-------- INFORMATION SUPPLIED --------

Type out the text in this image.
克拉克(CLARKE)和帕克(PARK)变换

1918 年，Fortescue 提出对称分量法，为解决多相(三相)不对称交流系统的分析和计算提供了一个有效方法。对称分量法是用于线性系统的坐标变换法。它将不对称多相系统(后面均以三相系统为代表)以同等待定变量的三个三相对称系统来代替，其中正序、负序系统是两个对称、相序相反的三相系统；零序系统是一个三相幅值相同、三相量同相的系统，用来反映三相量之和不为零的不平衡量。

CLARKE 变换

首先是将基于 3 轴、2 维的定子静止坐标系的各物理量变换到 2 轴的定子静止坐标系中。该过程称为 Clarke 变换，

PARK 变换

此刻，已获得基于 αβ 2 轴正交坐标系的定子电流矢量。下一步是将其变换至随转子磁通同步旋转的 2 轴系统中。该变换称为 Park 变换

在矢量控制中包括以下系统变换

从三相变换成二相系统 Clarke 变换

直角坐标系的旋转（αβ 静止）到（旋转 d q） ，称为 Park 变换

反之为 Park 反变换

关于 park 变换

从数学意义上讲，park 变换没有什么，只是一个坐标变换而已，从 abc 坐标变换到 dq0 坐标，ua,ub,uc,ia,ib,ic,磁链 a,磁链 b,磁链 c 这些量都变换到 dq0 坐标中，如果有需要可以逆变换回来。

--------

EXERCISE TASK: Each line of the material should be echoed exactly.

EXERCISE ANSWER:
Type out the text in this image.
克拉克(CLARKE)和帕克(PARK)变换

1918 年，Fortescue 提出对称分量法，为解决多相(三相)不对称交流系统的分析和计算提供了一个有效方法。对称分量法是用于线性系统的坐标变换法。它将不对称多相系统(后面均以三相系统为代表)以同等待定变量的三个三相对称系统来代替，其中正序、负序系统是两个对称、相序相反的三相系统；零序系统是一个三相幅值相同、三相量同相的系统，用来反映三相量之和不为零的不平衡量。

CLARKE 变换

首先是将基于 3 轴、2 维的定子静止坐标系的各物理量变换到 2 轴的定子静止坐标系中。该过程称为 Clarke 变换，

PARK 变换

此刻，已获得基于 αβ 2 轴正交坐标系的定子电流矢量。下一步是将其变换至随转子磁通同步旋转的 2 轴系统中。该变换称为 Park 变换

在矢量控制中包括以下系统变换

从三相变换成二相系统 Clarke 变换

直角坐标系的旋转（αβ 静止）到（旋转 d q） ，称为 Park 变换

反之为 Park 反变换

关于 park 变换

从数学意义上讲，park 变换没有什么，只是一个坐标变换而已，从 abc 坐标变换到 dq0 坐标，ua,ub,uc,ia,ib,ic,磁链 a,磁链 b,磁链 c 这些量都变换到 dq0 坐标中，如果有需要可以逆变换回来。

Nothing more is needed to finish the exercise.